[REQUIREMENT]:
Go through the entries and transcribe each one exactly, dropping the pictures.

[ENTRIES]:
◇ ◇ ◇
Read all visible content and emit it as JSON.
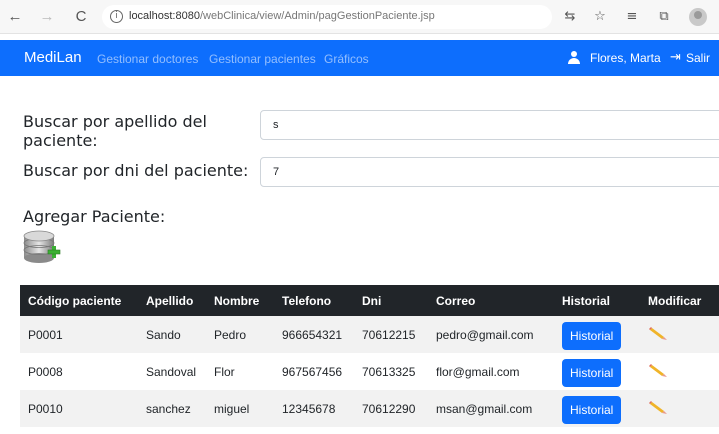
{
  "browser": {
    "back_icon": "arrow-left-icon",
    "forward_icon": "arrow-right-icon",
    "reload_icon": "reload-icon",
    "url_host": "localhost:8080",
    "url_path": "/webClinica/view/Admin/pagGestionPaciente.jsp"
  },
  "navbar": {
    "brand": "MediLan",
    "links": [
      "Gestionar doctores",
      "Gestionar pacientes",
      "Gráficos"
    ],
    "user": "Flores, Marta",
    "logout": "Salir",
    "color": "#0d6efd"
  },
  "search": {
    "apellido_label_line1": "Buscar por apellido del",
    "apellido_label_line2": "paciente:",
    "apellido_value": "s",
    "dni_label": "Buscar por dni del paciente:",
    "dni_value": "7"
  },
  "add_patient": {
    "heading": "Agregar Paciente:",
    "icon": "database-add-icon"
  },
  "table": {
    "headers": [
      "Código paciente",
      "Apellido",
      "Nombre",
      "Telefono",
      "Dni",
      "Correo",
      "Historial",
      "Modificar"
    ],
    "rows": [
      {
        "codigo": "P0001",
        "apellido": "Sando",
        "nombre": "Pedro",
        "telefono": "966654321",
        "dni": "70612215",
        "correo": "pedro@gmail.com",
        "historial": "Historial"
      },
      {
        "codigo": "P0008",
        "apellido": "Sandoval",
        "nombre": "Flor",
        "telefono": "967567456",
        "dni": "70613325",
        "correo": "flor@gmail.com",
        "historial": "Historial"
      },
      {
        "codigo": "P0010",
        "apellido": "sanchez",
        "nombre": "miguel",
        "telefono": "12345678",
        "dni": "70612290",
        "correo": "msan@gmail.com",
        "historial": "Historial"
      }
    ]
  }
}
◇ ◇ ◇
[RESULT]:
Read all visible content and emit it as JSON.
{
  "browser": {
    "back_icon": "arrow-left-icon",
    "forward_icon": "arrow-right-icon",
    "reload_icon": "reload-icon",
    "url_host": "localhost:8080",
    "url_path": "/webClinica/view/Admin/pagGestionPaciente.jsp"
  },
  "navbar": {
    "brand": "MediLan",
    "links": [
      "Gestionar doctores",
      "Gestionar pacientes",
      "Gráficos"
    ],
    "user": "Flores, Marta",
    "logout": "Salir",
    "color": "#0d6efd"
  },
  "search": {
    "apellido_label_line1": "Buscar por apellido del",
    "apellido_label_line2": "paciente:",
    "apellido_value": "s",
    "dni_label": "Buscar por dni del paciente:",
    "dni_value": "7"
  },
  "add_patient": {
    "heading": "Agregar Paciente:",
    "icon": "database-add-icon"
  },
  "table": {
    "headers": [
      "Código paciente",
      "Apellido",
      "Nombre",
      "Telefono",
      "Dni",
      "Correo",
      "Historial",
      "Modificar"
    ],
    "rows": [
      {
        "codigo": "P0001",
        "apellido": "Sando",
        "nombre": "Pedro",
        "telefono": "966654321",
        "dni": "70612215",
        "correo": "pedro@gmail.com",
        "historial": "Historial"
      },
      {
        "codigo": "P0008",
        "apellido": "Sandoval",
        "nombre": "Flor",
        "telefono": "967567456",
        "dni": "70613325",
        "correo": "flor@gmail.com",
        "historial": "Historial"
      },
      {
        "codigo": "P0010",
        "apellido": "sanchez",
        "nombre": "miguel",
        "telefono": "12345678",
        "dni": "70612290",
        "correo": "msan@gmail.com",
        "historial": "Historial"
      }
    ]
  }
}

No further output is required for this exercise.